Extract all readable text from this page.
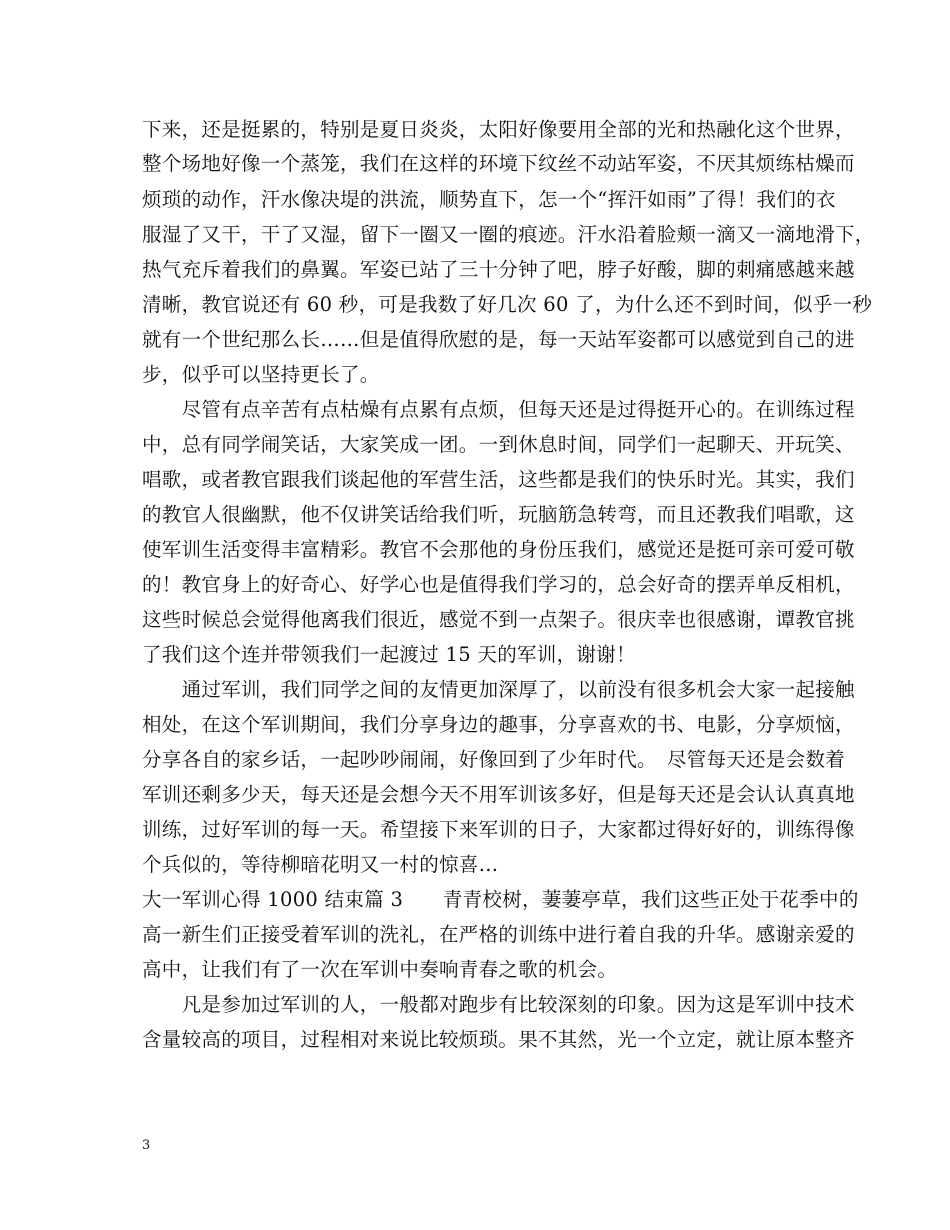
下来，还是挺累的，特别是夏日炎炎，太阳好像要用全部的光和热融化这个世界，
整个场地好像一个蒸笼，我们在这样的环境下纹丝不动站军姿，不厌其烦练枯燥而
烦琐的动作，汗水像决堤的洪流，顺势直下，怎一个“挥汗如雨”了得！我们的衣
服湿了又干，干了又湿，留下一圈又一圈的痕迹。汗水沿着脸颊一滴又一滴地滑下，
热气充斥着我们的鼻翼。军姿已站了三十分钟了吧，脖子好酸，脚的刺痛感越来越
清晰，教官说还有 60 秒，可是我数了好几次 60 了，为什么还不到时间，似乎一秒
就有一个世纪那么长……但是值得欣慰的是，每一天站军姿都可以感觉到自己的进
步，似乎可以坚持更长了。
　　尽管有点辛苦有点枯燥有点累有点烦，但每天还是过得挺开心的。在训练过程
中，总有同学闹笑话，大家笑成一团。一到休息时间，同学们一起聊天、开玩笑、
唱歌，或者教官跟我们谈起他的军营生活，这些都是我们的快乐时光。其实，我们
的教官人很幽默，他不仅讲笑话给我们听，玩脑筋急转弯，而且还教我们唱歌，这
使军训生活变得丰富精彩。教官不会那他的身份压我们，感觉还是挺可亲可爱可敬
的！教官身上的好奇心、好学心也是值得我们学习的，总会好奇的摆弄单反相机，
这些时候总会觉得他离我们很近，感觉不到一点架子。很庆幸也很感谢，谭教官挑
了我们这个连并带领我们一起渡过 15 天的军训，谢谢！
　　通过军训，我们同学之间的友情更加深厚了，以前没有很多机会大家一起接触
相处，在这个军训期间，我们分享身边的趣事，分享喜欢的书、电影，分享烦恼，
分享各自的家乡话，一起吵吵闹闹，好像回到了少年时代。　尽管每天还是会数着
军训还剩多少天，每天还是会想今天不用军训该多好，但是每天还是会认认真真地
训练，过好军训的每一天。希望接下来军训的日子，大家都过得好好的，训练得像
个兵似的，等待柳暗花明又一村的惊喜…
大一军训心得 1000 结束篇 3　　青青校树，萋萋亭草，我们这些正处于花季中的
高一新生们正接受着军训的洗礼，在严格的训练中进行着自我的升华。感谢亲爱的
高中，让我们有了一次在军训中奏响青春之歌的机会。
　　凡是参加过军训的人，一般都对跑步有比较深刻的印象。因为这是军训中技术
含量较高的项目，过程相对来说比较烦琐。果不其然，光一个立定，就让原本整齐
3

**PROBLEM STATEMENT**: Exact duplication of all the records is required; pictures are omitted from the copy.

**FULL OUTPUT**:
Extract all readable text from this page.
下来，还是挺累的，特别是夏日炎炎，太阳好像要用全部的光和热融化这个世界，
整个场地好像一个蒸笼，我们在这样的环境下纹丝不动站军姿，不厌其烦练枯燥而
烦琐的动作，汗水像决堤的洪流，顺势直下，怎一个“挥汗如雨”了得！我们的衣
服湿了又干，干了又湿，留下一圈又一圈的痕迹。汗水沿着脸颊一滴又一滴地滑下，
热气充斥着我们的鼻翼。军姿已站了三十分钟了吧，脖子好酸，脚的刺痛感越来越
清晰，教官说还有 60 秒，可是我数了好几次 60 了，为什么还不到时间，似乎一秒
就有一个世纪那么长……但是值得欣慰的是，每一天站军姿都可以感觉到自己的进
步，似乎可以坚持更长了。
　　尽管有点辛苦有点枯燥有点累有点烦，但每天还是过得挺开心的。在训练过程
中，总有同学闹笑话，大家笑成一团。一到休息时间，同学们一起聊天、开玩笑、
唱歌，或者教官跟我们谈起他的军营生活，这些都是我们的快乐时光。其实，我们
的教官人很幽默，他不仅讲笑话给我们听，玩脑筋急转弯，而且还教我们唱歌，这
使军训生活变得丰富精彩。教官不会那他的身份压我们，感觉还是挺可亲可爱可敬
的！教官身上的好奇心、好学心也是值得我们学习的，总会好奇的摆弄单反相机，
这些时候总会觉得他离我们很近，感觉不到一点架子。很庆幸也很感谢，谭教官挑
了我们这个连并带领我们一起渡过 15 天的军训，谢谢！
　　通过军训，我们同学之间的友情更加深厚了，以前没有很多机会大家一起接触
相处，在这个军训期间，我们分享身边的趣事，分享喜欢的书、电影，分享烦恼，
分享各自的家乡话，一起吵吵闹闹，好像回到了少年时代。　尽管每天还是会数着
军训还剩多少天，每天还是会想今天不用军训该多好，但是每天还是会认认真真地
训练，过好军训的每一天。希望接下来军训的日子，大家都过得好好的，训练得像
个兵似的，等待柳暗花明又一村的惊喜…
大一军训心得 1000 结束篇 3　　青青校树，萋萋亭草，我们这些正处于花季中的
高一新生们正接受着军训的洗礼，在严格的训练中进行着自我的升华。感谢亲爱的
高中，让我们有了一次在军训中奏响青春之歌的机会。
　　凡是参加过军训的人，一般都对跑步有比较深刻的印象。因为这是军训中技术
含量较高的项目，过程相对来说比较烦琐。果不其然，光一个立定，就让原本整齐
3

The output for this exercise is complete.